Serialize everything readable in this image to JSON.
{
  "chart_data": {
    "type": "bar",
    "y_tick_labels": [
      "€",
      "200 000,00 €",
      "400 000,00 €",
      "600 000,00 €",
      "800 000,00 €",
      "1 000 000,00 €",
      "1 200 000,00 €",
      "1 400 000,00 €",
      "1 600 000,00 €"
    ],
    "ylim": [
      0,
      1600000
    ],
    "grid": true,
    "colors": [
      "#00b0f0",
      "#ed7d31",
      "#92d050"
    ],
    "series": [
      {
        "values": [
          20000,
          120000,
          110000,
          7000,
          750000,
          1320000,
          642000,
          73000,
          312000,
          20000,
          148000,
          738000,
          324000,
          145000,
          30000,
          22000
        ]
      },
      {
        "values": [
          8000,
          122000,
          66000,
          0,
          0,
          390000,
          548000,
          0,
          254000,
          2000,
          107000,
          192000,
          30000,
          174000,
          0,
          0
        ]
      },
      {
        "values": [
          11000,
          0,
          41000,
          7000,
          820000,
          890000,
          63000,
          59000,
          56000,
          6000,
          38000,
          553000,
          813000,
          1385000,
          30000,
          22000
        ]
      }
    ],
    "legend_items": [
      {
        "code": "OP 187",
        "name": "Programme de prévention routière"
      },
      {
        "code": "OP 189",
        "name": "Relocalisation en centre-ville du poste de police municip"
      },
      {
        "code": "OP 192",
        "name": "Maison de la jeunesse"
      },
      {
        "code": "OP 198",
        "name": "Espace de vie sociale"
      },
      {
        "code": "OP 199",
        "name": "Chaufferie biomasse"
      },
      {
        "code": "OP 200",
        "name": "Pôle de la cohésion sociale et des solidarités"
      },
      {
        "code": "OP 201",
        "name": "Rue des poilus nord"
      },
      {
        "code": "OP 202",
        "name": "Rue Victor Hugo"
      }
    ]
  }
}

What you need to do: Recite the full listing above exactly.

Answer to this exercise:
Serialize everything readable in this image to JSON.
{
  "chart_data": {
    "type": "bar",
    "y_tick_labels": [
      "€",
      "200 000,00 €",
      "400 000,00 €",
      "600 000,00 €",
      "800 000,00 €",
      "1 000 000,00 €",
      "1 200 000,00 €",
      "1 400 000,00 €",
      "1 600 000,00 €"
    ],
    "ylim": [
      0,
      1600000
    ],
    "grid": true,
    "colors": [
      "#00b0f0",
      "#ed7d31",
      "#92d050"
    ],
    "series": [
      {
        "values": [
          20000,
          120000,
          110000,
          7000,
          750000,
          1320000,
          642000,
          73000,
          312000,
          20000,
          148000,
          738000,
          324000,
          145000,
          30000,
          22000
        ]
      },
      {
        "values": [
          8000,
          122000,
          66000,
          0,
          0,
          390000,
          548000,
          0,
          254000,
          2000,
          107000,
          192000,
          30000,
          174000,
          0,
          0
        ]
      },
      {
        "values": [
          11000,
          0,
          41000,
          7000,
          820000,
          890000,
          63000,
          59000,
          56000,
          6000,
          38000,
          553000,
          813000,
          1385000,
          30000,
          22000
        ]
      }
    ],
    "legend_items": [
      {
        "code": "OP 187",
        "name": "Programme de prévention routière"
      },
      {
        "code": "OP 189",
        "name": "Relocalisation en centre-ville du poste de police municip"
      },
      {
        "code": "OP 192",
        "name": "Maison de la jeunesse"
      },
      {
        "code": "OP 198",
        "name": "Espace de vie sociale"
      },
      {
        "code": "OP 199",
        "name": "Chaufferie biomasse"
      },
      {
        "code": "OP 200",
        "name": "Pôle de la cohésion sociale et des solidarités"
      },
      {
        "code": "OP 201",
        "name": "Rue des poilus nord"
      },
      {
        "code": "OP 202",
        "name": "Rue Victor Hugo"
      }
    ]
  }
}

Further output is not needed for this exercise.